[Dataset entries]
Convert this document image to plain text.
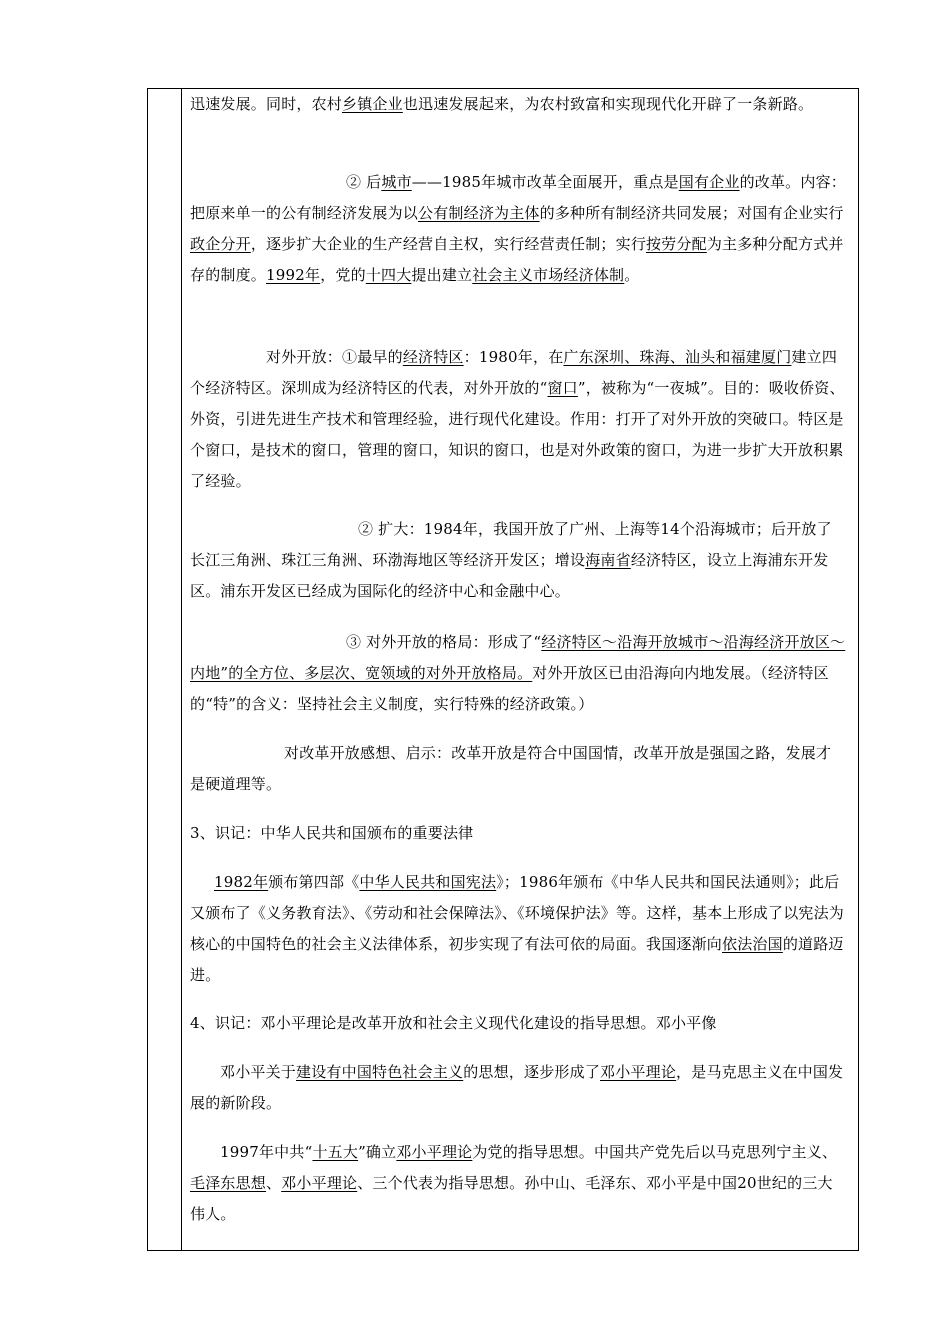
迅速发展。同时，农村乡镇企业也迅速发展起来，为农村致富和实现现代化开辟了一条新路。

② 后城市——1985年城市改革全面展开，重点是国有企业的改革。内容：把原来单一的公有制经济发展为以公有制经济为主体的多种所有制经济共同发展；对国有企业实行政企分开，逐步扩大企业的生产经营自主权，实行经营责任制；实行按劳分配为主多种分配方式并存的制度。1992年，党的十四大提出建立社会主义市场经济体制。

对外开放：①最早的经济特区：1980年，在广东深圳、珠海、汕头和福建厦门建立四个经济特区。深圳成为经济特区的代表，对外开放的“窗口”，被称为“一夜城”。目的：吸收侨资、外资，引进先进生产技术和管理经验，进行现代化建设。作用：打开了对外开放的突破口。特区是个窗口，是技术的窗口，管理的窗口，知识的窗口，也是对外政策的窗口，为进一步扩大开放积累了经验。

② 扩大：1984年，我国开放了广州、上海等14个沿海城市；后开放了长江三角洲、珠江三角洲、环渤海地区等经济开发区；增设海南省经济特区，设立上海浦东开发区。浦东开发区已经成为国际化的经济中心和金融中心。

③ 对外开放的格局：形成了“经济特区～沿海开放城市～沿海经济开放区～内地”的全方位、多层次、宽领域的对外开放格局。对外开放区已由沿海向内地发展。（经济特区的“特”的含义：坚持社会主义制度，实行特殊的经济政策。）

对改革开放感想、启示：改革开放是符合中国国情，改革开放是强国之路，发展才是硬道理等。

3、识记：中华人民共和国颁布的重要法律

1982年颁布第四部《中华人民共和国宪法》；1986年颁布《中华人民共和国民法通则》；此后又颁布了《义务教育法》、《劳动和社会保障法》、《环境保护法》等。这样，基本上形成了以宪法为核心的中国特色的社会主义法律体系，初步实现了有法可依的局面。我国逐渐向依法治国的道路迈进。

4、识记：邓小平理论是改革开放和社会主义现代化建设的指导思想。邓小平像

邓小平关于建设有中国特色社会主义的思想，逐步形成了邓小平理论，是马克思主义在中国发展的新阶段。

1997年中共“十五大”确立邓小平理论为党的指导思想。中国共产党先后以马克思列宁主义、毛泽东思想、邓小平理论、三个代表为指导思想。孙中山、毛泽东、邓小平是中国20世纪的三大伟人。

_SET PROBLEM_: Copy every line of the data exactly as written, excluding the pictures.

_RESPONSE_:
Convert this document image to plain text.
迅速发展。同时，农村乡镇企业也迅速发展起来，为农村致富和实现现代化开辟了一条新路。

② 后城市——1985年城市改革全面展开，重点是国有企业的改革。内容：把原来单一的公有制经济发展为以公有制经济为主体的多种所有制经济共同发展；对国有企业实行政企分开，逐步扩大企业的生产经营自主权，实行经营责任制；实行按劳分配为主多种分配方式并存的制度。1992年，党的十四大提出建立社会主义市场经济体制。

对外开放：①最早的经济特区：1980年，在广东深圳、珠海、汕头和福建厦门建立四个经济特区。深圳成为经济特区的代表，对外开放的“窗口”，被称为“一夜城”。目的：吸收侨资、外资，引进先进生产技术和管理经验，进行现代化建设。作用：打开了对外开放的突破口。特区是个窗口，是技术的窗口，管理的窗口，知识的窗口，也是对外政策的窗口，为进一步扩大开放积累了经验。

② 扩大：1984年，我国开放了广州、上海等14个沿海城市；后开放了长江三角洲、珠江三角洲、环渤海地区等经济开发区；增设海南省经济特区，设立上海浦东开发区。浦东开发区已经成为国际化的经济中心和金融中心。

③ 对外开放的格局：形成了“经济特区～沿海开放城市～沿海经济开放区～内地”的全方位、多层次、宽领域的对外开放格局。对外开放区已由沿海向内地发展。（经济特区的“特”的含义：坚持社会主义制度，实行特殊的经济政策。）

对改革开放感想、启示：改革开放是符合中国国情，改革开放是强国之路，发展才是硬道理等。

3、识记：中华人民共和国颁布的重要法律

1982年颁布第四部《中华人民共和国宪法》；1986年颁布《中华人民共和国民法通则》；此后又颁布了《义务教育法》、《劳动和社会保障法》、《环境保护法》等。这样，基本上形成了以宪法为核心的中国特色的社会主义法律体系，初步实现了有法可依的局面。我国逐渐向依法治国的道路迈进。

4、识记：邓小平理论是改革开放和社会主义现代化建设的指导思想。邓小平像

邓小平关于建设有中国特色社会主义的思想，逐步形成了邓小平理论，是马克思主义在中国发展的新阶段。

1997年中共“十五大”确立邓小平理论为党的指导思想。中国共产党先后以马克思列宁主义、毛泽东思想、邓小平理论、三个代表为指导思想。孙中山、毛泽东、邓小平是中国20世纪的三大伟人。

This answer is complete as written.